* **Exercise details**:
In the records, from the line with "- left-wall-grid-line: [91, 316, 323, 408]" to the line with "- back-wall-edge: [321, 150, 746, 294]", swap "x-tick-label" for "horizontal-tick-label" and change nothing else. Write out only those lines.

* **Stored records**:
• • • •

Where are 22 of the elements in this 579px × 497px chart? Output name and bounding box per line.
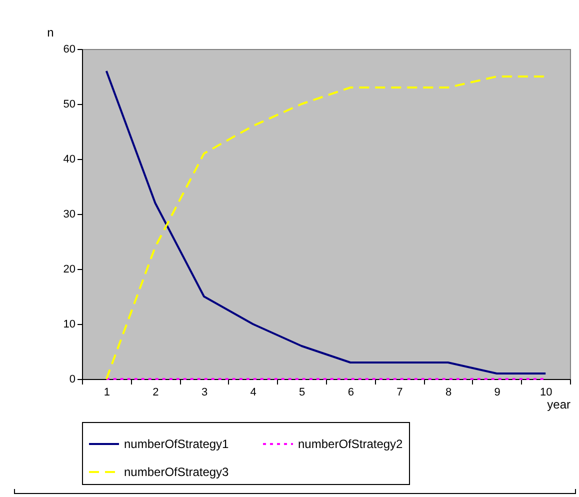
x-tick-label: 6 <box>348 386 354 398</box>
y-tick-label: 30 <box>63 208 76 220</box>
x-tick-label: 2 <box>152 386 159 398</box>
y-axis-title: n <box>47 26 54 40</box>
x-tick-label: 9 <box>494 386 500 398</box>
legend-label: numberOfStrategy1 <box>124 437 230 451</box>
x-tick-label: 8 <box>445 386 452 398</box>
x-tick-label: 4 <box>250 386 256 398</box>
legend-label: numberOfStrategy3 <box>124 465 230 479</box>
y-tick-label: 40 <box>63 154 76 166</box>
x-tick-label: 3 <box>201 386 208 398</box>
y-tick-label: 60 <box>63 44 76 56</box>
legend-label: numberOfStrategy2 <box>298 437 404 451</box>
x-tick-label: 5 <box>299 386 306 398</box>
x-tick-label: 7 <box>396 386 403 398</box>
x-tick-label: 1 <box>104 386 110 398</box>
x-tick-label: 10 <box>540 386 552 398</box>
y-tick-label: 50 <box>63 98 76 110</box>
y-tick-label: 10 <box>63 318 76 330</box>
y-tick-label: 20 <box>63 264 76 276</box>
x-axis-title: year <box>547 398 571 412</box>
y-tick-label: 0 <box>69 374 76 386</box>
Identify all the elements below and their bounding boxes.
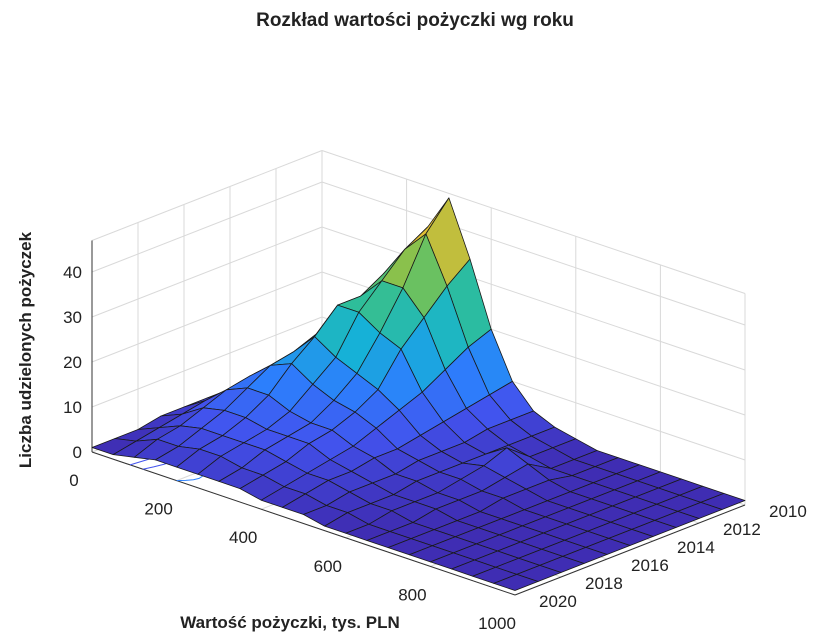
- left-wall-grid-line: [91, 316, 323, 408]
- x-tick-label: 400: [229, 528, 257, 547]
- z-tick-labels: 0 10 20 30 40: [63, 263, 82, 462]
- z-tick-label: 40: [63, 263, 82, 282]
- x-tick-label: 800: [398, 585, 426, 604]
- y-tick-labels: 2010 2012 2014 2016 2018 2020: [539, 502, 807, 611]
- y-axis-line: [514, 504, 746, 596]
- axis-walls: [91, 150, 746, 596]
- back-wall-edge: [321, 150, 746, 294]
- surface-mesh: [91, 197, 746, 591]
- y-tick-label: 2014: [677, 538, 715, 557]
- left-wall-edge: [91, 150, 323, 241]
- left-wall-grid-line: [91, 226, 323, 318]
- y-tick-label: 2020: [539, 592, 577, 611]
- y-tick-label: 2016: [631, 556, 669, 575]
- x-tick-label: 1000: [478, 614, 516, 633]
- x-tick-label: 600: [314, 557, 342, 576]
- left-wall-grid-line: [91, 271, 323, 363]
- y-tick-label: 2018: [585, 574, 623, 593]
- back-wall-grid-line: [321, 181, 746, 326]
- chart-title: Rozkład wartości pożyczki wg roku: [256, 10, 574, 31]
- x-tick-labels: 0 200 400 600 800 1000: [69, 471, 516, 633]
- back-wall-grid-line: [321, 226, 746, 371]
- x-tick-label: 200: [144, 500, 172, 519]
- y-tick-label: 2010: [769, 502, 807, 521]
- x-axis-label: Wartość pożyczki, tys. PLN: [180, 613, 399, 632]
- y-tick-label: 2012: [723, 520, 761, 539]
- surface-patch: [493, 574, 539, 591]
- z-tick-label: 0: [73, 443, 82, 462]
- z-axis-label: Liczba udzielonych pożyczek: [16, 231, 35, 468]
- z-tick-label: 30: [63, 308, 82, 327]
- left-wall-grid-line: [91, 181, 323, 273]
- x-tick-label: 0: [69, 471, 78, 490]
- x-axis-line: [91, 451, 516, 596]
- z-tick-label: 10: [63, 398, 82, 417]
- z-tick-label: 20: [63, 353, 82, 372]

• • • •

* **Task answer**:
- left-wall-grid-line: [91, 316, 323, 408]
- horizontal-tick-label: 400: [229, 528, 257, 547]
- z-tick-labels: 0 10 20 30 40: [63, 263, 82, 462]
- z-tick-label: 40: [63, 263, 82, 282]
- horizontal-tick-label: 800: [398, 585, 426, 604]
- y-tick-labels: 2010 2012 2014 2016 2018 2020: [539, 502, 807, 611]
- y-axis-line: [514, 504, 746, 596]
- axis-walls: [91, 150, 746, 596]
- back-wall-edge: [321, 150, 746, 294]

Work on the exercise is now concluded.